- _Task directions_
Reply with one number: the count of lines in the records below that hold "ylabel".

Items from a figure collection:
■ ■ ■
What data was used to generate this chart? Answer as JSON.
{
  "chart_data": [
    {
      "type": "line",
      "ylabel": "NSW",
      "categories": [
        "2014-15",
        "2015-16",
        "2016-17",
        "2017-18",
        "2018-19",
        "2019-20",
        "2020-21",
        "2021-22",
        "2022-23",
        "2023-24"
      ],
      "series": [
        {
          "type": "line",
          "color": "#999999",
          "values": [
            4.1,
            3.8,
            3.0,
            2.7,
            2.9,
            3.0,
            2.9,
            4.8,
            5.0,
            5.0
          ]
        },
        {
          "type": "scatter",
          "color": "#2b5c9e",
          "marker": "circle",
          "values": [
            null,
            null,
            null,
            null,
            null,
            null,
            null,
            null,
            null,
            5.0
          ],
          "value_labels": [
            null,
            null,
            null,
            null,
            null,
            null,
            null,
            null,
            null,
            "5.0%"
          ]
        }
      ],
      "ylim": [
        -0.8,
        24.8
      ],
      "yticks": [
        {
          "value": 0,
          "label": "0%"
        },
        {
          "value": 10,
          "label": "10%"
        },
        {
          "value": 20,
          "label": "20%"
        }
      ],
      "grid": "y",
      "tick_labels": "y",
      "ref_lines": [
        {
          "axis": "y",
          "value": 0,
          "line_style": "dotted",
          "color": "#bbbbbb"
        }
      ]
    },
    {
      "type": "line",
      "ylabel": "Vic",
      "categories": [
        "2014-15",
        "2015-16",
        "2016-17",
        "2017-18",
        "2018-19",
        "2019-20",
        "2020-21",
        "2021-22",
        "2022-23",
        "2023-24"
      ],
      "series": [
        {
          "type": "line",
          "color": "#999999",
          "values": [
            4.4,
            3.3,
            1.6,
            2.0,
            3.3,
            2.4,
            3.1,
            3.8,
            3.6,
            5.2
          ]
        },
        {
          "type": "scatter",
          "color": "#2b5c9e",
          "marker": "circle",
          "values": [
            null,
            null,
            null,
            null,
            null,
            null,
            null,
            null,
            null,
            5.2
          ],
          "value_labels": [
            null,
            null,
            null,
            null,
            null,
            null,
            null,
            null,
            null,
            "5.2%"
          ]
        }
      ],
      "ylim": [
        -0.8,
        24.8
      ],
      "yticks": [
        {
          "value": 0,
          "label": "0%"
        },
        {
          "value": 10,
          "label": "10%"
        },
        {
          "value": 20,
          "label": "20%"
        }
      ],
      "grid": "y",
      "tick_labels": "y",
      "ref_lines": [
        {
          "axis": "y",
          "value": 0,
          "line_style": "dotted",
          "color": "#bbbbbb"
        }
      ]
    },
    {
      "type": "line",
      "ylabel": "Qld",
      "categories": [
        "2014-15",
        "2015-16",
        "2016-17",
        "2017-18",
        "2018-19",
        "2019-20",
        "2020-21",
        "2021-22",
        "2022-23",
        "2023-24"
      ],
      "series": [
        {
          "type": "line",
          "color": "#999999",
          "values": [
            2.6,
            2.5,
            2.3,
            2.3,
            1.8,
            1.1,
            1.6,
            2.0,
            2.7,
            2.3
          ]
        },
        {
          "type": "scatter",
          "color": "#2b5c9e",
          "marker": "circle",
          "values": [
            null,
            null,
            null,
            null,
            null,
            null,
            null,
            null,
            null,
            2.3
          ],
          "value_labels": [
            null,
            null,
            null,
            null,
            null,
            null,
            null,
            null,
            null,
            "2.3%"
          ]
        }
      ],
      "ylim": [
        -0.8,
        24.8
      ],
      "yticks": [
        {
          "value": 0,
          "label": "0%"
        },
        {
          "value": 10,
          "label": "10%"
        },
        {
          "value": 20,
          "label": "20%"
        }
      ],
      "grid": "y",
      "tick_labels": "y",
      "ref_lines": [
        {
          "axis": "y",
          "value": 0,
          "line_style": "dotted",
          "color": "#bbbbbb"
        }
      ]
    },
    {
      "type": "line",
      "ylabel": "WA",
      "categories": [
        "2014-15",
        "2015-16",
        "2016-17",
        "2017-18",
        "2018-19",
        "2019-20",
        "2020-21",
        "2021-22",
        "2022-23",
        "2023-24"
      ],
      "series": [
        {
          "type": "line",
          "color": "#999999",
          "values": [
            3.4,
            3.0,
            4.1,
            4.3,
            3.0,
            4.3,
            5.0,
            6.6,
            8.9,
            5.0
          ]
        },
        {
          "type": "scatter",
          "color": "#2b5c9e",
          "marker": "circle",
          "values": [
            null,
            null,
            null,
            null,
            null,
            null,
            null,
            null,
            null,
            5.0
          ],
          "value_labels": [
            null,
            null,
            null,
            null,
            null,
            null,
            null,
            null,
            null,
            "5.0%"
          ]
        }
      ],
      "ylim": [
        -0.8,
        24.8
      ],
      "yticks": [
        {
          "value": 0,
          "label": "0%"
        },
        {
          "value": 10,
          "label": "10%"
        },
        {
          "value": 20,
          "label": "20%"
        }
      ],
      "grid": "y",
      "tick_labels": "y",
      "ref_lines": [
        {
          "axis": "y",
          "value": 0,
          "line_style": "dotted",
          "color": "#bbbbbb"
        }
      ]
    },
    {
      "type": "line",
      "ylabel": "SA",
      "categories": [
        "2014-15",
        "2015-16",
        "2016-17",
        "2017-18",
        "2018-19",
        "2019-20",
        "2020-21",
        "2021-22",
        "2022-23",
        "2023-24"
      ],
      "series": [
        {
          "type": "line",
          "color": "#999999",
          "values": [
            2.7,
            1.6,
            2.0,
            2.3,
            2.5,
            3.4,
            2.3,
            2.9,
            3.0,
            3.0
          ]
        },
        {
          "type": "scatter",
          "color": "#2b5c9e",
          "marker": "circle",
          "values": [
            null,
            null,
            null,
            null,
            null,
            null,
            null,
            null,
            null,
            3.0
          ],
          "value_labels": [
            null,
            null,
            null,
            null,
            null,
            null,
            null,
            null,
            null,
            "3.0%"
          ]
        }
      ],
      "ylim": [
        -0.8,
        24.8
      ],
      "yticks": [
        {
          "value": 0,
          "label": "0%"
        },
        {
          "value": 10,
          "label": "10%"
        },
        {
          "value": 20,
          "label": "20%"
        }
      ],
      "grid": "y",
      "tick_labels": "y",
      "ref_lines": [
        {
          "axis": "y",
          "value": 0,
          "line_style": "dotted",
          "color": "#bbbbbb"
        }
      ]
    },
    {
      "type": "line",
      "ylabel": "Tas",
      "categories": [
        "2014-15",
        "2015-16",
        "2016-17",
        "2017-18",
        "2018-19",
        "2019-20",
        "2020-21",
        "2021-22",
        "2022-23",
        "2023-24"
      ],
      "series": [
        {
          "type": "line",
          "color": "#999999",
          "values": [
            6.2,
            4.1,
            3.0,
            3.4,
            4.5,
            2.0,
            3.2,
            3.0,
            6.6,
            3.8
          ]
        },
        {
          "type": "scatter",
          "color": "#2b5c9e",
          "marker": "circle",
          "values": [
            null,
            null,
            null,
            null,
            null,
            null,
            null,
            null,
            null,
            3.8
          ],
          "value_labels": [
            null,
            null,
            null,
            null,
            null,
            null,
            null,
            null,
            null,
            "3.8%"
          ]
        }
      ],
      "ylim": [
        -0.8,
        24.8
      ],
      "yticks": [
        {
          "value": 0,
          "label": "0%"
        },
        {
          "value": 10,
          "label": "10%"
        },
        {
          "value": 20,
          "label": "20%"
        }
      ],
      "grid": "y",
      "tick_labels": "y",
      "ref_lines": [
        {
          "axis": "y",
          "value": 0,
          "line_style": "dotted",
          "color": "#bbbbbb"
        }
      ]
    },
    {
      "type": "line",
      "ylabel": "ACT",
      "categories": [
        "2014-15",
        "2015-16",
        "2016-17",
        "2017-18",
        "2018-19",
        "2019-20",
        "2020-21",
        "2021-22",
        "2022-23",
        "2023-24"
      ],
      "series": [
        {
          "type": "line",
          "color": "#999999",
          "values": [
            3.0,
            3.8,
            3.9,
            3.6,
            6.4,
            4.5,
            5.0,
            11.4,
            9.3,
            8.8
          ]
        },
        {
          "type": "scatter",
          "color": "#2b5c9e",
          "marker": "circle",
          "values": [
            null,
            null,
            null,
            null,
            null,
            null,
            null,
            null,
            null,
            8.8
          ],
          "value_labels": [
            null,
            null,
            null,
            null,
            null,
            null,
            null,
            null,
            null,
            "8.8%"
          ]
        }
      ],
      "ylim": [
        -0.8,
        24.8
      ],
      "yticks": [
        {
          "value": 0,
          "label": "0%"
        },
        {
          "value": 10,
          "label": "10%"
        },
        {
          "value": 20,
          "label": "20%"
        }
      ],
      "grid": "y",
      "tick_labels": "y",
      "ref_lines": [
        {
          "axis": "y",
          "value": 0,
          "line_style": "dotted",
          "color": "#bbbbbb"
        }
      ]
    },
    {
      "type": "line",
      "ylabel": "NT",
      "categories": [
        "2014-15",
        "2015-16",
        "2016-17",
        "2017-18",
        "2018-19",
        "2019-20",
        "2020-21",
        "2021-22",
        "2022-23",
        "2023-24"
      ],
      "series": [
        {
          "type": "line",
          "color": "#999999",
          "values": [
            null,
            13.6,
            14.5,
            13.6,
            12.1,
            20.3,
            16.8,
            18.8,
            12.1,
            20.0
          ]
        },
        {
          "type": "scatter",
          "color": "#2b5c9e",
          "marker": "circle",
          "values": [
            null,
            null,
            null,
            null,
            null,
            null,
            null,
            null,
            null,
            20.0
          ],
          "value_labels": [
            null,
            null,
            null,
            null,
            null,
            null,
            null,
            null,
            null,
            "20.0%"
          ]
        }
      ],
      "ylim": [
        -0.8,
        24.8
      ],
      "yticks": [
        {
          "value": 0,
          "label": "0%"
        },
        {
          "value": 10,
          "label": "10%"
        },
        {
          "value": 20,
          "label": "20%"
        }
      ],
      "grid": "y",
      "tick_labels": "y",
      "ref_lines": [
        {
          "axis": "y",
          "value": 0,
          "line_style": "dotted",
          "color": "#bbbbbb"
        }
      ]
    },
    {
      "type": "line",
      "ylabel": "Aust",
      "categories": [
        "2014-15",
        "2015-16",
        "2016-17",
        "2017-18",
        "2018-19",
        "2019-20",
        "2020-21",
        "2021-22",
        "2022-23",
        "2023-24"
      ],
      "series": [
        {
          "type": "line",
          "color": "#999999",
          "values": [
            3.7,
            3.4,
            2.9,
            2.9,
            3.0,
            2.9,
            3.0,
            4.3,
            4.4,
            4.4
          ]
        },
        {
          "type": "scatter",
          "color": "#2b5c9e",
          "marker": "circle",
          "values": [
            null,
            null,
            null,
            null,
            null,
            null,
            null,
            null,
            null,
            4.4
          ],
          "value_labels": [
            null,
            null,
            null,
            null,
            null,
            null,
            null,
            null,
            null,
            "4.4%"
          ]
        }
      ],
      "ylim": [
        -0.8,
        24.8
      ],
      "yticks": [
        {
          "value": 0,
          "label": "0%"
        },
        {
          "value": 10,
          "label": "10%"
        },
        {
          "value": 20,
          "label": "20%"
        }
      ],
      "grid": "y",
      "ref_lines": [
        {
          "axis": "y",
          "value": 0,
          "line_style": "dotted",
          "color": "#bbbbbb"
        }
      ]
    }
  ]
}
■ ■ ■
- _Result for this task_
9